** STATED GOAL **
Extract each line holding the word "this" from the entries.

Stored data
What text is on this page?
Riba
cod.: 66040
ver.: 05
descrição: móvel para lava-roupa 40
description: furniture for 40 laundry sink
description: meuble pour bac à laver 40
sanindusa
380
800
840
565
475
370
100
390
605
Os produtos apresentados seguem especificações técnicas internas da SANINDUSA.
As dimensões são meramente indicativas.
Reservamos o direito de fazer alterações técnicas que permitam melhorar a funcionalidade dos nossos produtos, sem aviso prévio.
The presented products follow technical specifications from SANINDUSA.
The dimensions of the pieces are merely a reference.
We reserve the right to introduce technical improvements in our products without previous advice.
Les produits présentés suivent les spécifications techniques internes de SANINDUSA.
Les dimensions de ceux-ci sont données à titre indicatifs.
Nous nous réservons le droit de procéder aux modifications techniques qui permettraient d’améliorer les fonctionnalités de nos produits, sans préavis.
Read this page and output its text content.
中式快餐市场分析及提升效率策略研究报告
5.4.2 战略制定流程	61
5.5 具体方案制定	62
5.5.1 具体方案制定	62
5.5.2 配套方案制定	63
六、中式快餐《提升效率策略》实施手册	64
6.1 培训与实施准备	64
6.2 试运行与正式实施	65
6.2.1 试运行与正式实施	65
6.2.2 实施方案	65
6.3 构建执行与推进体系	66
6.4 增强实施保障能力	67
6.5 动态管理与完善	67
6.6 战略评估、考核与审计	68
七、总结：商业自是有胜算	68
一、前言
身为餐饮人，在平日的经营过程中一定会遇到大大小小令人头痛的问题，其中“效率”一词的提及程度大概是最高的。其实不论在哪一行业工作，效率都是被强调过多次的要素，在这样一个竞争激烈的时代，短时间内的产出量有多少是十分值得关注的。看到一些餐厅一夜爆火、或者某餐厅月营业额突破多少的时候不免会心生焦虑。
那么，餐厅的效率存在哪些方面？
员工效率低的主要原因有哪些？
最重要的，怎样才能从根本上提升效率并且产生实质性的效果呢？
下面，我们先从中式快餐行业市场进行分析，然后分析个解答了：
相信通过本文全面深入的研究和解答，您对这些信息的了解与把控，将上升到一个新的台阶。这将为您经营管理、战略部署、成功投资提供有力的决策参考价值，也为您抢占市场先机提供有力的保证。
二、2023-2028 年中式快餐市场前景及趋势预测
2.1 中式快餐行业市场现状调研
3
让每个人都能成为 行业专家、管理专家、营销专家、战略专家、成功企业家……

** TASK OUTPUT **
What text is on this page?
Read this page and output its text content.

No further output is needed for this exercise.